Excerpt from a dataset:
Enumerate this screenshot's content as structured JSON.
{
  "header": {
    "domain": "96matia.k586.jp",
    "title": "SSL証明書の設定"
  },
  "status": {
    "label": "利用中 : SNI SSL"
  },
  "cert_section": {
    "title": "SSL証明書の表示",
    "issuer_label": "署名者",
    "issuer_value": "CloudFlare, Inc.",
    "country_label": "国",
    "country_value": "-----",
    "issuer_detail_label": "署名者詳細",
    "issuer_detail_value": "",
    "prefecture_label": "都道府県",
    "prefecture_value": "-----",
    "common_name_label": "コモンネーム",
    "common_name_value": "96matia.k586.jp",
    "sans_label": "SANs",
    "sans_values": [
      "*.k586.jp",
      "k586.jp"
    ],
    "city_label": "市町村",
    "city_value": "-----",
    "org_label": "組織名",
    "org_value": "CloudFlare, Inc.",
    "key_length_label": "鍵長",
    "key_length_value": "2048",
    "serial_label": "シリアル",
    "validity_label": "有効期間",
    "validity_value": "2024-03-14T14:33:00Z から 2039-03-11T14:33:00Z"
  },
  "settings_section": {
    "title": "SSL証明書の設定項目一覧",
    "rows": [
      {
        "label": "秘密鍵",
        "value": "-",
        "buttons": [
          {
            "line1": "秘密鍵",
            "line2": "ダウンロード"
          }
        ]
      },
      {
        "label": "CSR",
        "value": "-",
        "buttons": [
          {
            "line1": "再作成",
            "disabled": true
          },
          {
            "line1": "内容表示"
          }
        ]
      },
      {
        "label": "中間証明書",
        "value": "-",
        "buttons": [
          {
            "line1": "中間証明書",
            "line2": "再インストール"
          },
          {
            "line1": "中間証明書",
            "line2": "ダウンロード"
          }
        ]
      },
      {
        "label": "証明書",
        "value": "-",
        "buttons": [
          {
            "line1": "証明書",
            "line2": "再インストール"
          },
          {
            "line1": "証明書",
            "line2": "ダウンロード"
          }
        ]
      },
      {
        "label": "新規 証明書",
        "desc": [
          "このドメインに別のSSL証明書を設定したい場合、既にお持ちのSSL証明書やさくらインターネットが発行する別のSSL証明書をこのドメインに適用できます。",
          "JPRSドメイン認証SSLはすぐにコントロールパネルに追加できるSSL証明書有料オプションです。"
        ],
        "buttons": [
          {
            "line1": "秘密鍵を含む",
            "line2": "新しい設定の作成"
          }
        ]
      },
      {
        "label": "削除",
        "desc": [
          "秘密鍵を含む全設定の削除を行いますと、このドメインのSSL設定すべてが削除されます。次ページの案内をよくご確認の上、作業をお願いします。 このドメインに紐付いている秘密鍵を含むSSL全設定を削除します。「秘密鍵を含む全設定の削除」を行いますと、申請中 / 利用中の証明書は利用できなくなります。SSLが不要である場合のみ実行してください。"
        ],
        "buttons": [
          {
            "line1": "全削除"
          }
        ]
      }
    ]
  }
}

» **TASK TO CARRY OUT**: All of the entries must be quoted exactly; please include each one.

» **SOLUTION TO THIS EXERCISE**:
Enumerate this screenshot's content as structured JSON.
{
  "header": {
    "domain": "96matia.k586.jp",
    "title": "SSL証明書の設定"
  },
  "status": {
    "label": "利用中 : SNI SSL"
  },
  "cert_section": {
    "title": "SSL証明書の表示",
    "issuer_label": "署名者",
    "issuer_value": "CloudFlare, Inc.",
    "country_label": "国",
    "country_value": "-----",
    "issuer_detail_label": "署名者詳細",
    "issuer_detail_value": "",
    "prefecture_label": "都道府県",
    "prefecture_value": "-----",
    "common_name_label": "コモンネーム",
    "common_name_value": "96matia.k586.jp",
    "sans_label": "SANs",
    "sans_values": [
      "*.k586.jp",
      "k586.jp"
    ],
    "city_label": "市町村",
    "city_value": "-----",
    "org_label": "組織名",
    "org_value": "CloudFlare, Inc.",
    "key_length_label": "鍵長",
    "key_length_value": "2048",
    "serial_label": "シリアル",
    "validity_label": "有効期間",
    "validity_value": "2024-03-14T14:33:00Z から 2039-03-11T14:33:00Z"
  },
  "settings_section": {
    "title": "SSL証明書の設定項目一覧",
    "rows": [
      {
        "label": "秘密鍵",
        "value": "-",
        "buttons": [
          {
            "line1": "秘密鍵",
            "line2": "ダウンロード"
          }
        ]
      },
      {
        "label": "CSR",
        "value": "-",
        "buttons": [
          {
            "line1": "再作成",
            "disabled": true
          },
          {
            "line1": "内容表示"
          }
        ]
      },
      {
        "label": "中間証明書",
        "value": "-",
        "buttons": [
          {
            "line1": "中間証明書",
            "line2": "再インストール"
          },
          {
            "line1": "中間証明書",
            "line2": "ダウンロード"
          }
        ]
      },
      {
        "label": "証明書",
        "value": "-",
        "buttons": [
          {
            "line1": "証明書",
            "line2": "再インストール"
          },
          {
            "line1": "証明書",
            "line2": "ダウンロード"
          }
        ]
      },
      {
        "label": "新規 証明書",
        "desc": [
          "このドメインに別のSSL証明書を設定したい場合、既にお持ちのSSL証明書やさくらインターネットが発行する別のSSL証明書をこのドメインに適用できます。",
          "JPRSドメイン認証SSLはすぐにコントロールパネルに追加できるSSL証明書有料オプションです。"
        ],
        "buttons": [
          {
            "line1": "秘密鍵を含む",
            "line2": "新しい設定の作成"
          }
        ]
      },
      {
        "label": "削除",
        "desc": [
          "秘密鍵を含む全設定の削除を行いますと、このドメインのSSL設定すべてが削除されます。次ページの案内をよくご確認の上、作業をお願いします。 このドメインに紐付いている秘密鍵を含むSSL全設定を削除します。「秘密鍵を含む全設定の削除」を行いますと、申請中 / 利用中の証明書は利用できなくなります。SSLが不要である場合のみ実行してください。"
        ],
        "buttons": [
          {
            "line1": "全削除"
          }
        ]
      }
    ]
  }
}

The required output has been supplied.